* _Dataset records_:
━━━━━━━━━━━━━━━━
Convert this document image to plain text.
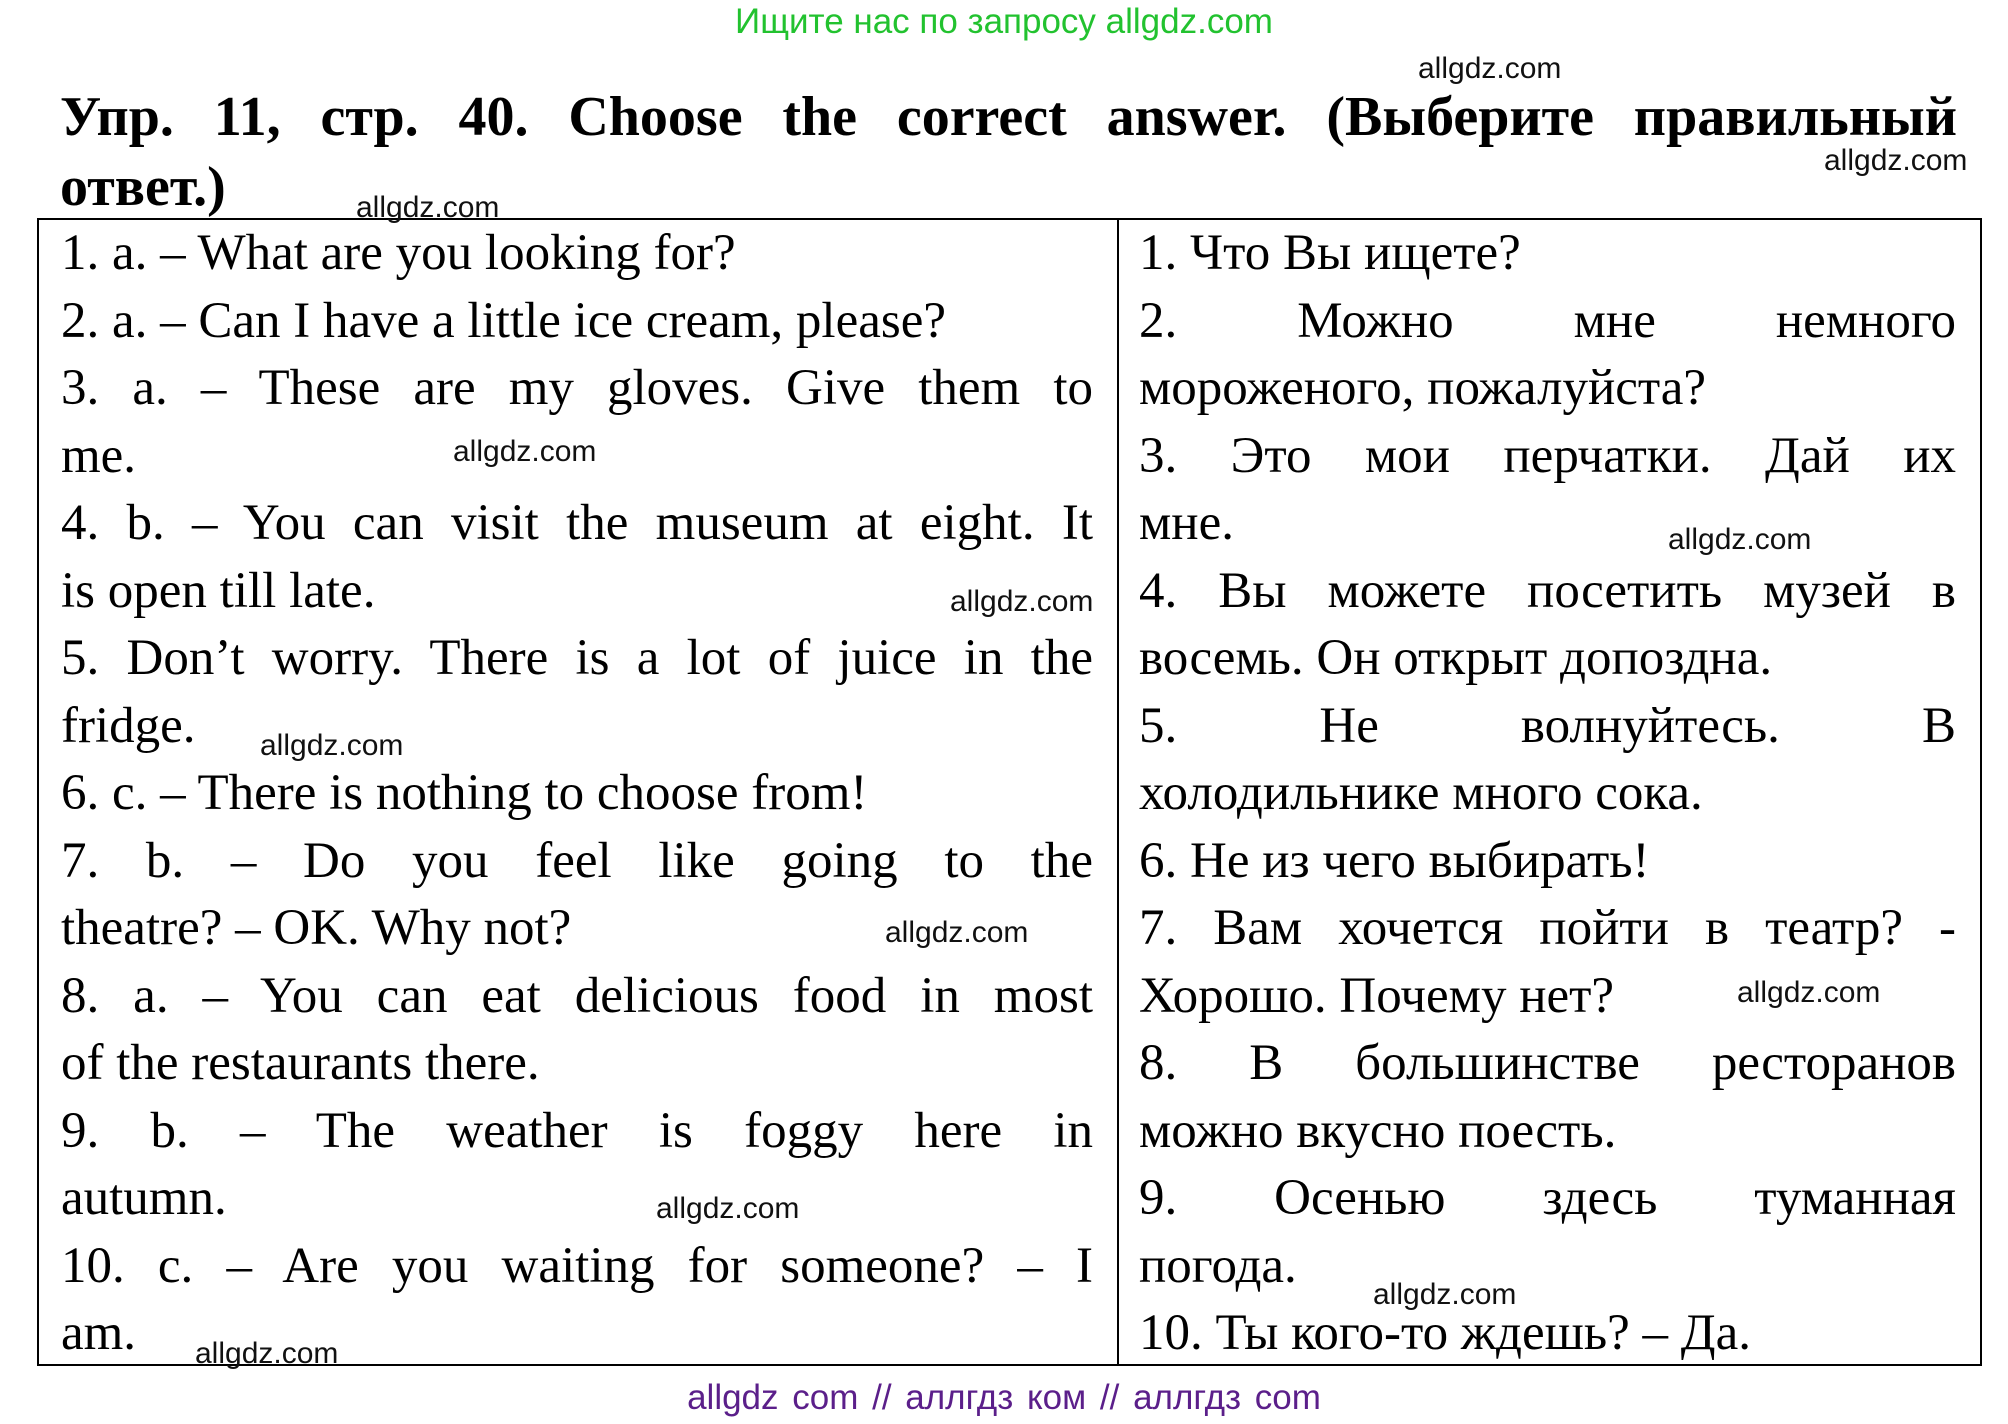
Ищите нас по запросу allgdz.com
Упр. 11, стр. 40. Choose the correct answer. (Выберите правильный ответ.)
1. a. – What are you looking for?
2. a. – Can I have a little ice cream, please?
3. a. – These are my gloves. Give them to
me.
4. b. – You can visit the museum at eight. It
is open till late.
5. Don’t worry. There is a lot of juice in the
fridge.
6. c. – There is nothing to choose from!
7. b. – Do you feel like going to the
theatre? – OK. Why not?
8. a. – You can eat delicious food in most
of the restaurants there.
9. b. – The weather is foggy here in
autumn.
10. c. – Are you waiting for someone? – I
am.
1. Что Вы ищете?
2. Можно мне немного
мороженого, пожалуйста?
3. Это мои перчатки. Дай их
мне.
4. Вы можете посетить музей в
восемь. Он открыт допоздна.
5. Не волнуйтесь. В
холодильнике много сока.
6. Не из чего выбирать!
7. Вам хочется пойти в театр? -
Хорошо. Почему нет?
8. В большинстве ресторанов
можно вкусно поесть.
9. Осенью здесь туманная
погода.
10. Ты кого-то ждешь? – Да.
allgdz.com
allgdz.com
allgdz.com
allgdz.com
allgdz.com
allgdz.com
allgdz.com
allgdz.com
allgdz.com
allgdz.com
allgdz.com
allgdz.com
allgdz com // аллгдз ком // аллгдз com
━━━━━━━━━━━━━━━━
Set down all the data again exactly as above, pictures excluded.

Convert this document image to plain text.
Ищите нас по запросу allgdz.com
Упр. 11, стр. 40. Choose the correct answer. (Выберите правильный ответ.)
1. a. – What are you looking for?
2. a. – Can I have a little ice cream, please?
3. a. – These are my gloves. Give them to
me.
4. b. – You can visit the museum at eight. It
is open till late.
5. Don’t worry. There is a lot of juice in the
fridge.
6. c. – There is nothing to choose from!
7. b. – Do you feel like going to the
theatre? – OK. Why not?
8. a. – You can eat delicious food in most
of the restaurants there.
9. b. – The weather is foggy here in
autumn.
10. c. – Are you waiting for someone? – I
am.
1. Что Вы ищете?
2. Можно мне немного
мороженого, пожалуйста?
3. Это мои перчатки. Дай их
мне.
4. Вы можете посетить музей в
восемь. Он открыт допоздна.
5. Не волнуйтесь. В
холодильнике много сока.
6. Не из чего выбирать!
7. Вам хочется пойти в театр? -
Хорошо. Почему нет?
8. В большинстве ресторанов
можно вкусно поесть.
9. Осенью здесь туманная
погода.
10. Ты кого-то ждешь? – Да.
allgdz.com
allgdz.com
allgdz.com
allgdz.com
allgdz.com
allgdz.com
allgdz.com
allgdz.com
allgdz.com
allgdz.com
allgdz.com
allgdz.com
allgdz com // аллгдз ком // аллгдз com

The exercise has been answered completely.